**Data supplied**:
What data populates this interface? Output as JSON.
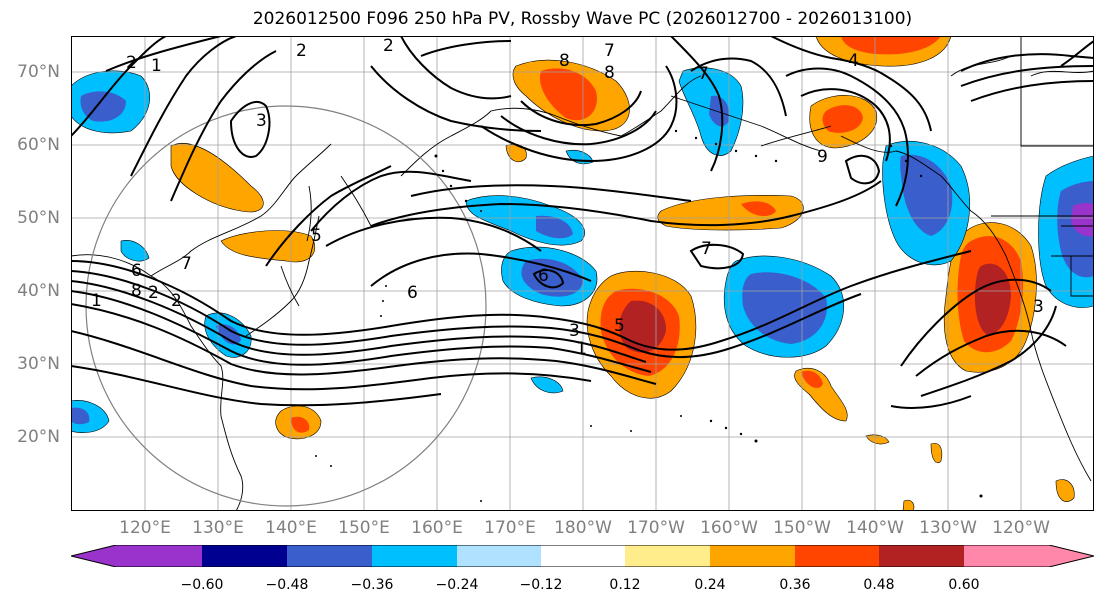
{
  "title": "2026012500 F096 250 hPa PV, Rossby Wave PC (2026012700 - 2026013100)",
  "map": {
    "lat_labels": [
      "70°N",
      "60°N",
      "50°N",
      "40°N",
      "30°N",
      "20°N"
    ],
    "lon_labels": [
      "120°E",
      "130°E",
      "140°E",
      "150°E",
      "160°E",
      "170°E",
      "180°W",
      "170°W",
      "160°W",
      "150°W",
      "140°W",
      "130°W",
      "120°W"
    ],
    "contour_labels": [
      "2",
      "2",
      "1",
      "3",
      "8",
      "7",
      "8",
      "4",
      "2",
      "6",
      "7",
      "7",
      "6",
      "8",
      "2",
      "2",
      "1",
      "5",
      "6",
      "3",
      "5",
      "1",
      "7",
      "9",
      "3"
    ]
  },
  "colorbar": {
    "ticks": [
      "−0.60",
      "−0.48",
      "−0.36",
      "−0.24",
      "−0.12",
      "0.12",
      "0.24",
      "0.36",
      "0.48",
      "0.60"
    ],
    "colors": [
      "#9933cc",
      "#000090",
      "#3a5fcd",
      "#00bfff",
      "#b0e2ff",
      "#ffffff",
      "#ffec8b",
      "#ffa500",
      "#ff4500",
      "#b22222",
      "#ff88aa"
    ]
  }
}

* * *

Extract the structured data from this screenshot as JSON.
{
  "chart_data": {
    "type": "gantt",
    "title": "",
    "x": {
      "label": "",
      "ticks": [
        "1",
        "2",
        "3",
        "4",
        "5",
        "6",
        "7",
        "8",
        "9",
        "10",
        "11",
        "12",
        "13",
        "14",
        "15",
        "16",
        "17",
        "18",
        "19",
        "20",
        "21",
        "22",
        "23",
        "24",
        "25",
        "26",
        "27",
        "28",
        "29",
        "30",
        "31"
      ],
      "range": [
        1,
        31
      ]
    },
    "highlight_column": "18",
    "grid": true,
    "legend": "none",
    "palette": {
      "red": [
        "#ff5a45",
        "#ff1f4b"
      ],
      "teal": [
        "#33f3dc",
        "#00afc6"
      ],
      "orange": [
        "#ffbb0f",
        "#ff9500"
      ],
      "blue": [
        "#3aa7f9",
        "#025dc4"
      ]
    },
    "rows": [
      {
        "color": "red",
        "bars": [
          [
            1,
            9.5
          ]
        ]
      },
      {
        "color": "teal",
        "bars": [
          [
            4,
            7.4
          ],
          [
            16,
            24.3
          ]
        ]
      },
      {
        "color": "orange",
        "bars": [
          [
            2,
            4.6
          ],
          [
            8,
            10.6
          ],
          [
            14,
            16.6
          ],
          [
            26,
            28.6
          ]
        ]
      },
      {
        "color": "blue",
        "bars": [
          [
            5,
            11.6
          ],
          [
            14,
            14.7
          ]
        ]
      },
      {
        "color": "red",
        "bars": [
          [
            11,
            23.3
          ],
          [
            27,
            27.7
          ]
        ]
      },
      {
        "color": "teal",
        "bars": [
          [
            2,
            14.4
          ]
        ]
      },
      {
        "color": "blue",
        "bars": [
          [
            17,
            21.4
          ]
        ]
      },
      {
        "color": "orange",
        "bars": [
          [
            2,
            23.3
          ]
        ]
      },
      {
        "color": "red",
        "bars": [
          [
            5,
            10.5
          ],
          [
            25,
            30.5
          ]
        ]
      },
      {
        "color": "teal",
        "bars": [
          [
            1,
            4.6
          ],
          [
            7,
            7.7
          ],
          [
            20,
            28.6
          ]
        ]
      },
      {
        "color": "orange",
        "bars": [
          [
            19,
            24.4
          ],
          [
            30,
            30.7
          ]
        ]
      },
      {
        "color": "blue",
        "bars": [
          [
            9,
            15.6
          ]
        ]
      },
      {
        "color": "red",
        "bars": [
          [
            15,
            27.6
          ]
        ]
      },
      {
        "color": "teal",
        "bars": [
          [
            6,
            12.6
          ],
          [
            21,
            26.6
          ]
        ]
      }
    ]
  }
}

**Exercise objective**:
Show all lines in the entries above where the word "title" appears.

**Expected output**:
  "title": "2026012500 F096 250 hPa PV, Rossby Wave PC (2026012700 - 2026013100)",
    "title": "",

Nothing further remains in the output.